EXERCISE MATERIALS >>
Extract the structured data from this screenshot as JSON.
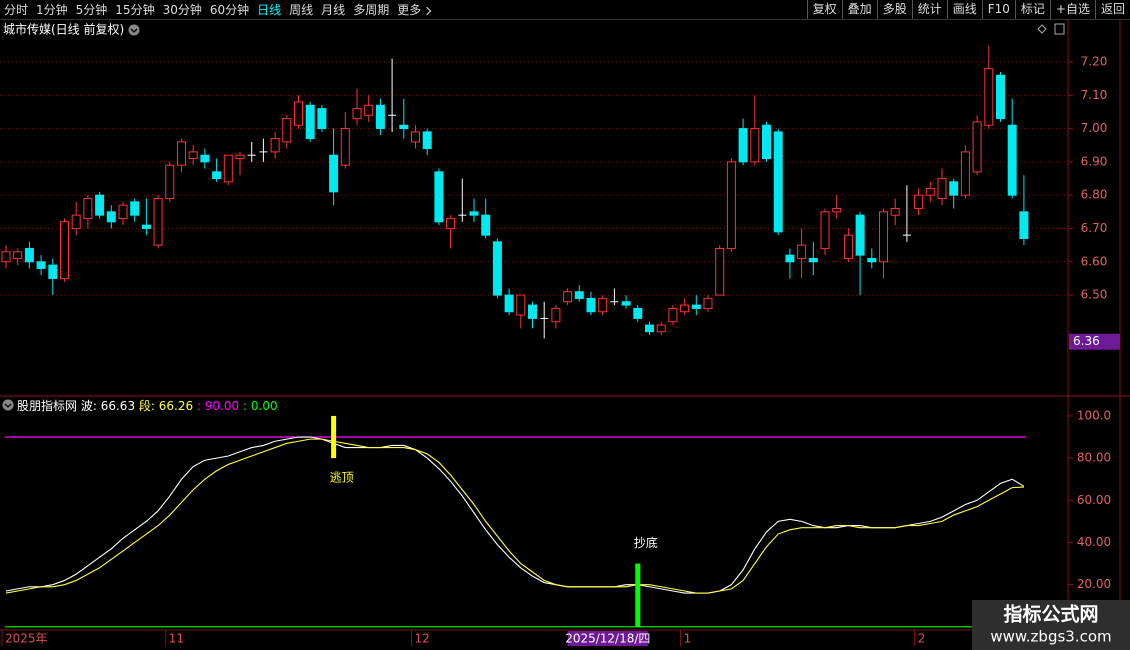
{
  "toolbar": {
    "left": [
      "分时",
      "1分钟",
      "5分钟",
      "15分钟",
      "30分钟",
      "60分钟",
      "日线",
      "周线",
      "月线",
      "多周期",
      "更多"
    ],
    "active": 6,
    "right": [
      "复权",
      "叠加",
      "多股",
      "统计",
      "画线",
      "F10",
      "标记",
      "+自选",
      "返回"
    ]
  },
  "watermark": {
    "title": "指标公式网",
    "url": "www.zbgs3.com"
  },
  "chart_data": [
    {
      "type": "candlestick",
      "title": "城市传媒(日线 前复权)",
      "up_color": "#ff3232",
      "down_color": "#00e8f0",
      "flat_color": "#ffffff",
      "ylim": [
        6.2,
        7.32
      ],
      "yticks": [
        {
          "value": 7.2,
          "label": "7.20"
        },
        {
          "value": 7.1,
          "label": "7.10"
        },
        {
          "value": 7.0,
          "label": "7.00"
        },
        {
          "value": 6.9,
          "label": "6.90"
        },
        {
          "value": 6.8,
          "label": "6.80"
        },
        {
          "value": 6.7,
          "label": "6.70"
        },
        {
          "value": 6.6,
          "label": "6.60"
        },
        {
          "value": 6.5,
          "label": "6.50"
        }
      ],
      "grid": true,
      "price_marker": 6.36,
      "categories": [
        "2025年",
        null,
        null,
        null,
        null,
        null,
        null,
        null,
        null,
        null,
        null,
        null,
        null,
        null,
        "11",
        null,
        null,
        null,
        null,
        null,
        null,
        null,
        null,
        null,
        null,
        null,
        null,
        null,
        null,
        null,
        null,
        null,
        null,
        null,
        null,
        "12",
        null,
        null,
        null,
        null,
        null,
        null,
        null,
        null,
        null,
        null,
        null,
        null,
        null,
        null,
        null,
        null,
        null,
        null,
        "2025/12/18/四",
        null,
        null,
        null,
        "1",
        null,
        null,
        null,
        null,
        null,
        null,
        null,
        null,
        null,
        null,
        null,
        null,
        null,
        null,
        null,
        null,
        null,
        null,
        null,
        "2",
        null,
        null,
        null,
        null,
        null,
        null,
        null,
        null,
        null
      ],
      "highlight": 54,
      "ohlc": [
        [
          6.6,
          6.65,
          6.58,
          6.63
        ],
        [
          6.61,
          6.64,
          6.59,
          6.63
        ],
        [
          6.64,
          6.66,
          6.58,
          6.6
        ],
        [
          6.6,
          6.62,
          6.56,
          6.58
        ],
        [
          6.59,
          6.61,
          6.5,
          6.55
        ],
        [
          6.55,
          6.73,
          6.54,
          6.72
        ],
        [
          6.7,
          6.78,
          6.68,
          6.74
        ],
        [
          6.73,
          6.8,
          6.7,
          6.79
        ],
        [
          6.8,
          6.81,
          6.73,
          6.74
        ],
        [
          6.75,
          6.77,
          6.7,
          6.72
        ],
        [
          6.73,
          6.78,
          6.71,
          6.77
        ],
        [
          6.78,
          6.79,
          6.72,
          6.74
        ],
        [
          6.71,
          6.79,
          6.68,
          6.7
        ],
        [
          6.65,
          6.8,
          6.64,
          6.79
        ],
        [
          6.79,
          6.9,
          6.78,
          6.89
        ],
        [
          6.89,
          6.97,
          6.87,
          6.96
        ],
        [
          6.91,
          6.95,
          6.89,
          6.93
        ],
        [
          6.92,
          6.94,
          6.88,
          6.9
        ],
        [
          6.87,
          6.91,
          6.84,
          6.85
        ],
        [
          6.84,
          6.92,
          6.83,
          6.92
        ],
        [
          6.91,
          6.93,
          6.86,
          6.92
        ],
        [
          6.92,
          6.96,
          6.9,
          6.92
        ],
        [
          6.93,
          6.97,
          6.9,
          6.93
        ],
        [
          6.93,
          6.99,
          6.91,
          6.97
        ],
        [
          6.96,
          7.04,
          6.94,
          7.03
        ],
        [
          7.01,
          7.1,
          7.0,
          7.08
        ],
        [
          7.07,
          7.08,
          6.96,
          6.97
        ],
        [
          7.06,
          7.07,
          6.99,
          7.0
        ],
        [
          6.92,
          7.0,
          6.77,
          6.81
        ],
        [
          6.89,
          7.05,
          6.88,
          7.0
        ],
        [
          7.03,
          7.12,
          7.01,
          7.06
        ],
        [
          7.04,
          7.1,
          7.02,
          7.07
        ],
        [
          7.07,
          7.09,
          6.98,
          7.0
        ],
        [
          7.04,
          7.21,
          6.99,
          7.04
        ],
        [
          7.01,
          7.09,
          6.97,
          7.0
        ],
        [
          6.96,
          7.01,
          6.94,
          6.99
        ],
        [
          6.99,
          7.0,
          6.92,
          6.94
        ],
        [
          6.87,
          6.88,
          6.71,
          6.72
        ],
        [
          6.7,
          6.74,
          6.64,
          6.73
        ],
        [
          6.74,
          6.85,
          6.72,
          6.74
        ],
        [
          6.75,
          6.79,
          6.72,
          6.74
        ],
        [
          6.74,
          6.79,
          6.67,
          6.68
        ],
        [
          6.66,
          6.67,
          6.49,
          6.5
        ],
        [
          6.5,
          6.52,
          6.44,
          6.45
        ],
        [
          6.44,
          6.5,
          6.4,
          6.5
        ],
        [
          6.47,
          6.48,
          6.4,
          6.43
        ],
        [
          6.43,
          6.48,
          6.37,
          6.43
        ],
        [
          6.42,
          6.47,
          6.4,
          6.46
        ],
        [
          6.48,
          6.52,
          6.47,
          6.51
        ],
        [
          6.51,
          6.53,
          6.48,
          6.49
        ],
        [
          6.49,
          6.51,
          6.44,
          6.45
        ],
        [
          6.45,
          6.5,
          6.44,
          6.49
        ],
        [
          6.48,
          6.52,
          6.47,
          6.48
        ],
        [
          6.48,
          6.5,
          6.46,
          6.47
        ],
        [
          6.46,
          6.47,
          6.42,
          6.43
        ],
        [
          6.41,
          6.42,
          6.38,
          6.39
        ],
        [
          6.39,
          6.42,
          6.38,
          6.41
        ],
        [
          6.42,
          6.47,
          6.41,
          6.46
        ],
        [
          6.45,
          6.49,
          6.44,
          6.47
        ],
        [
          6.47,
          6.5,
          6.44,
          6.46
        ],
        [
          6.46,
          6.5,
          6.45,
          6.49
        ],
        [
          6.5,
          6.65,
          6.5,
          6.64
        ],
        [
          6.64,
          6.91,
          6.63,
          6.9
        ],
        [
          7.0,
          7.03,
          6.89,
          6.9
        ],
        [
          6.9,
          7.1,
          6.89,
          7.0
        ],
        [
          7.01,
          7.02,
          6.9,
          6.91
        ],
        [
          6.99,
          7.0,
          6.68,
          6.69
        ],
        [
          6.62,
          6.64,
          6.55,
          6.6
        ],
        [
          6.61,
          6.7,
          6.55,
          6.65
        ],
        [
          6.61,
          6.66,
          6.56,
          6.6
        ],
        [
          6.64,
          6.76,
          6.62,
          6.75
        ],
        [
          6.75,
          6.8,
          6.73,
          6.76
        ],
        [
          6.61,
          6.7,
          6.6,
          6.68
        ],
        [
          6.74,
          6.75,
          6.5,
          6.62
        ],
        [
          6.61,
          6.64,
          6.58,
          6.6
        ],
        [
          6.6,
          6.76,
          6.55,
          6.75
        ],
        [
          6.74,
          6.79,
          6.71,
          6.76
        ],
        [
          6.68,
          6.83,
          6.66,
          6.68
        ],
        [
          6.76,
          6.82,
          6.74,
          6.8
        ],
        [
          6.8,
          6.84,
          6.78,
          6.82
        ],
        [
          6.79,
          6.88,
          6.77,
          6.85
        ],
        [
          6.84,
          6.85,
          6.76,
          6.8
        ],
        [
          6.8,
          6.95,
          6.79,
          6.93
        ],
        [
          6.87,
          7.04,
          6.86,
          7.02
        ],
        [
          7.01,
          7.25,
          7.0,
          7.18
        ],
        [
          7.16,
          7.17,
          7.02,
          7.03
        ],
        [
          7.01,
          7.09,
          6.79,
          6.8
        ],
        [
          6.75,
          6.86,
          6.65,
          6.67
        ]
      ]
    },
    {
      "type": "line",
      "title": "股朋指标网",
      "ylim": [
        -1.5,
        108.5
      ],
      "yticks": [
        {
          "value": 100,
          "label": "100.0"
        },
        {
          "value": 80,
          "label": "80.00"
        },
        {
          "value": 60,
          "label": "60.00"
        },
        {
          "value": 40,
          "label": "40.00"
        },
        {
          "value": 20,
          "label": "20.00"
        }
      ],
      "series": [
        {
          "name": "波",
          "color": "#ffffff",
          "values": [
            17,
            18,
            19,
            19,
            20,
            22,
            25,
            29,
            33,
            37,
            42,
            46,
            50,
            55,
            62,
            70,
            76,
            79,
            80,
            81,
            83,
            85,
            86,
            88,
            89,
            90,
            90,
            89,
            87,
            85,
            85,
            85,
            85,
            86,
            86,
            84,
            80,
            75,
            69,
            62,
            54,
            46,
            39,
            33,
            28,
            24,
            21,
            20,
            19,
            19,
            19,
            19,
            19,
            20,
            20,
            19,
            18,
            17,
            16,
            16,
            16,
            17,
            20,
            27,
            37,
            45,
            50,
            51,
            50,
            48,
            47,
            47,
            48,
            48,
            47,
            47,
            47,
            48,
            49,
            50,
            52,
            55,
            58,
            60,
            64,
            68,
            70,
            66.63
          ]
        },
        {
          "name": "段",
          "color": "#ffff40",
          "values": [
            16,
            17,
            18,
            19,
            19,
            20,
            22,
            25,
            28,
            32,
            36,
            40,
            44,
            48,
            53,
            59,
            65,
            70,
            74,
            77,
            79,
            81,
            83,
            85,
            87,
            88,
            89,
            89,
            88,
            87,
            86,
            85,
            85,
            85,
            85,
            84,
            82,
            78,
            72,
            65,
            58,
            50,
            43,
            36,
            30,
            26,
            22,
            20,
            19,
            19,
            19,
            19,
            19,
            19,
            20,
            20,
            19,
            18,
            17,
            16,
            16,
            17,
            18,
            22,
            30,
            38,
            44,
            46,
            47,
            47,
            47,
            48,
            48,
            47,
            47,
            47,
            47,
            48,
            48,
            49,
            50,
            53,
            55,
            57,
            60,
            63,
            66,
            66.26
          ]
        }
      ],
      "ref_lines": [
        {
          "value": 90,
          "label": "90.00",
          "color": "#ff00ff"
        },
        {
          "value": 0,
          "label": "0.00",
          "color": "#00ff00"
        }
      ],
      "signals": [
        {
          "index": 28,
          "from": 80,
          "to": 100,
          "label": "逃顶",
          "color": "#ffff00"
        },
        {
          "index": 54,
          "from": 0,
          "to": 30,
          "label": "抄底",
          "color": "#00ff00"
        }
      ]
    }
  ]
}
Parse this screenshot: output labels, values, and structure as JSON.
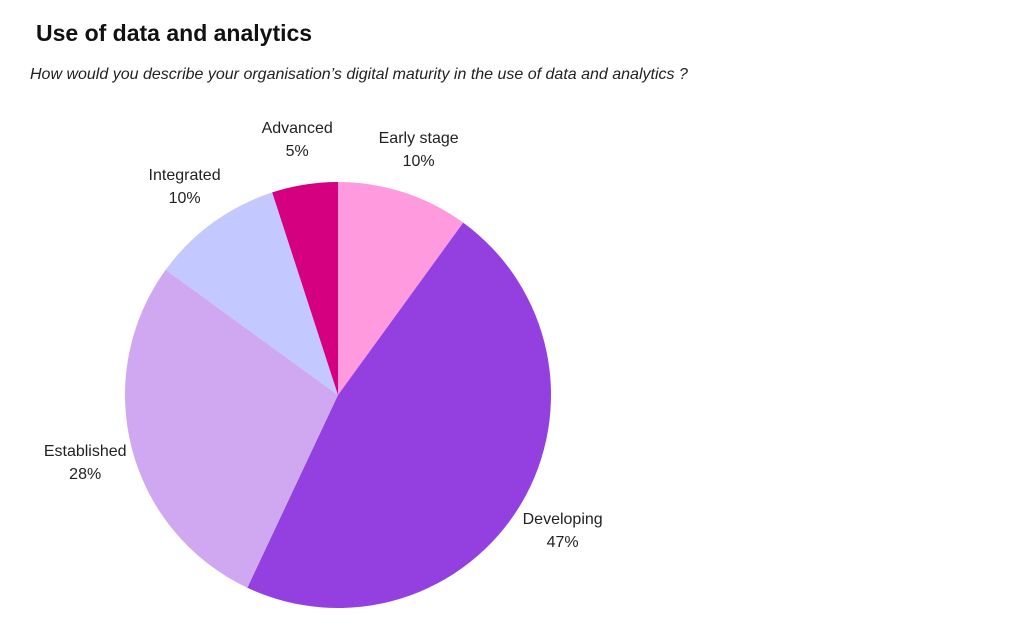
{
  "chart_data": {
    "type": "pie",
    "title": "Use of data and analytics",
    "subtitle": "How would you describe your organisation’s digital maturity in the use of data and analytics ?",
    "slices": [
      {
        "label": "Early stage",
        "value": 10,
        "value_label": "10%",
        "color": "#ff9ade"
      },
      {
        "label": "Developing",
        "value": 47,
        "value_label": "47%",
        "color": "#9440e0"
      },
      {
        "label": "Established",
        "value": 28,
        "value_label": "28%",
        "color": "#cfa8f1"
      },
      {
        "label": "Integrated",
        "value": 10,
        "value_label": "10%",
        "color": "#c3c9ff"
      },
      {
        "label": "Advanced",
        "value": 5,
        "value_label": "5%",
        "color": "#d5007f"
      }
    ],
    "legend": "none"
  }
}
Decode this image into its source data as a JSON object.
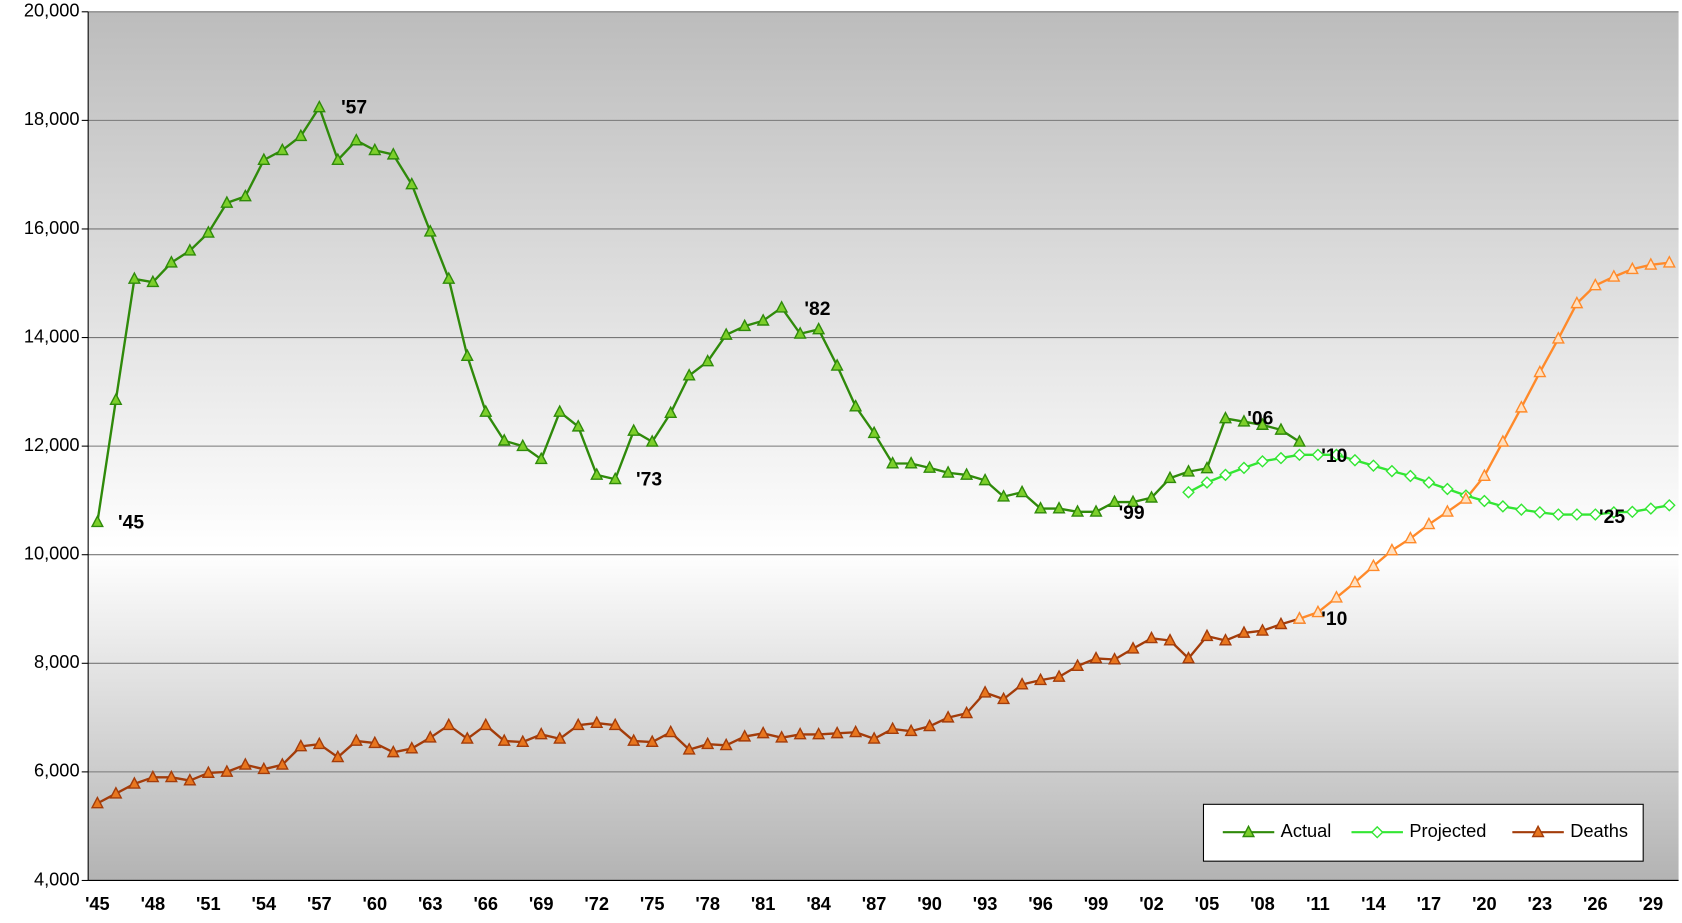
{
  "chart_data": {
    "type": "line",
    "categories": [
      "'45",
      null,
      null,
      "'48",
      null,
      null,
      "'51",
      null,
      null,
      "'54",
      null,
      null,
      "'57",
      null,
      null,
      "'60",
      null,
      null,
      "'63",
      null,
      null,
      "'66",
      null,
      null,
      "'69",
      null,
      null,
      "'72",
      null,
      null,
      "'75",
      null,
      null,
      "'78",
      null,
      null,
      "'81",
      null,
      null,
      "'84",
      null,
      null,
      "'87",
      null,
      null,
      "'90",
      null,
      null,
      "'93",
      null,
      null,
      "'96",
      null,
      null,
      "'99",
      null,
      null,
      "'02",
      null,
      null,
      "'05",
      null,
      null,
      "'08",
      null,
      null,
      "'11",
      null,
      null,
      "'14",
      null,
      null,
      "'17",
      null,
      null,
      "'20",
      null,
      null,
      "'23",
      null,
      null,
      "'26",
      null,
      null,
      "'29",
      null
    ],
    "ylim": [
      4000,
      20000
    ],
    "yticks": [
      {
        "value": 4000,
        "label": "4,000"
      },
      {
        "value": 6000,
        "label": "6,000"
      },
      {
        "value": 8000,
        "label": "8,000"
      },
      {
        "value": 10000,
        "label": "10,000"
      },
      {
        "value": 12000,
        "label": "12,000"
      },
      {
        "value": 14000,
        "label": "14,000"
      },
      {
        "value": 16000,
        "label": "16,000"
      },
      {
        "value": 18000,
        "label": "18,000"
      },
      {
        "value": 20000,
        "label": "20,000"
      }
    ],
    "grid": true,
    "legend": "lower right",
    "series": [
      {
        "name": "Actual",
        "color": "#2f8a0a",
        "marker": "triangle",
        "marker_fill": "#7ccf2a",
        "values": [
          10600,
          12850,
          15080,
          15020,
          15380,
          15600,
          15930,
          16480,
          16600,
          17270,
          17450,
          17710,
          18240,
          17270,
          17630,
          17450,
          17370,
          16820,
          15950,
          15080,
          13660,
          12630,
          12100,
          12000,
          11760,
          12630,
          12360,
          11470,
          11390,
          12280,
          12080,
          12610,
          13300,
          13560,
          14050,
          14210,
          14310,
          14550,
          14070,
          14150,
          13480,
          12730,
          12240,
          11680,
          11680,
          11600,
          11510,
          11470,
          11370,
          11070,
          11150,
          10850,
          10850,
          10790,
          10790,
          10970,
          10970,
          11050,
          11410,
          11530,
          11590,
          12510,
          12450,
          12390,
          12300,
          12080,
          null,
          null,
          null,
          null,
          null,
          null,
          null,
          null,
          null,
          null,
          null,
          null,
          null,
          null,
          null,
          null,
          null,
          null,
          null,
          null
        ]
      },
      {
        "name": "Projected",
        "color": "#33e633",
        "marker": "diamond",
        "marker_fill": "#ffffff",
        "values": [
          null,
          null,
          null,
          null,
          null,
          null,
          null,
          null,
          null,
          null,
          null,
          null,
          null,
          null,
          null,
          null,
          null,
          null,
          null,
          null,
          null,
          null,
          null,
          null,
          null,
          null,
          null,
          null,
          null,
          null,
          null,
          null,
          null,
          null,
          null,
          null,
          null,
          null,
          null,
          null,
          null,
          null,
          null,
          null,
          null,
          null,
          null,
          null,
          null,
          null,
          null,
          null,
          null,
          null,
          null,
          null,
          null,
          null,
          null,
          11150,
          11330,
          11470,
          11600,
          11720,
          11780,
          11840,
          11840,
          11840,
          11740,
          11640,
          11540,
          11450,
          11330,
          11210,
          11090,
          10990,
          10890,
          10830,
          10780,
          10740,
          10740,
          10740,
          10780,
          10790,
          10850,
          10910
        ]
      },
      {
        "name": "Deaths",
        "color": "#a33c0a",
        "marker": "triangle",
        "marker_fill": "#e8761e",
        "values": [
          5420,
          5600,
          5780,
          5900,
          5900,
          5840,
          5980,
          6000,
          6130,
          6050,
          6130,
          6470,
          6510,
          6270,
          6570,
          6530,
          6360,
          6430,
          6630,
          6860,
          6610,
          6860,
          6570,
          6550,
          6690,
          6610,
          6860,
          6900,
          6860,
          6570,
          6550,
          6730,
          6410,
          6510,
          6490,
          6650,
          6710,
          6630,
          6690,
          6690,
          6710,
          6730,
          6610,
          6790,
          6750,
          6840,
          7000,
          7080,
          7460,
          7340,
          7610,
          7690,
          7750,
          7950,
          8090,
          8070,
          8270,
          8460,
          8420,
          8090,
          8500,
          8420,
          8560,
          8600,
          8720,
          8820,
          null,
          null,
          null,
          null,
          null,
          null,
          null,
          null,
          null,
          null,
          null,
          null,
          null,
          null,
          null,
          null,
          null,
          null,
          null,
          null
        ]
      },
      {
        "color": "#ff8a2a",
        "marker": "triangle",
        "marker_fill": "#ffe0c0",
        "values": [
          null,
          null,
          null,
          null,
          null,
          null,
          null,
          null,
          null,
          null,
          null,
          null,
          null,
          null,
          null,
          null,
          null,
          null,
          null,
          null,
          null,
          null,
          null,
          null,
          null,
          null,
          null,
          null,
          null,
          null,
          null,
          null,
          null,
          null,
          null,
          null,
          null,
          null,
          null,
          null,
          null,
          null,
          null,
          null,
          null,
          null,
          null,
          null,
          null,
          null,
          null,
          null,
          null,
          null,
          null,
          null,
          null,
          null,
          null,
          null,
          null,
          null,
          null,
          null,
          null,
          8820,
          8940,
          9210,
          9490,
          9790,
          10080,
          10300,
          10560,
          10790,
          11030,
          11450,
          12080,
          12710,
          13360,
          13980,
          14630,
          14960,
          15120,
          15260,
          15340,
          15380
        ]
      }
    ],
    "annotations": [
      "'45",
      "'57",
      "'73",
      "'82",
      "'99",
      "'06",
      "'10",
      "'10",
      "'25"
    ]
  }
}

GIVEN INSTRUCTION >> Pick out every line holding the string "screenshot" and return it.

REPLY TO THE TASK >>
Extract the structured data from this screenshot as JSON.
Parse this screenshot: output labels, values, and structure as JSON.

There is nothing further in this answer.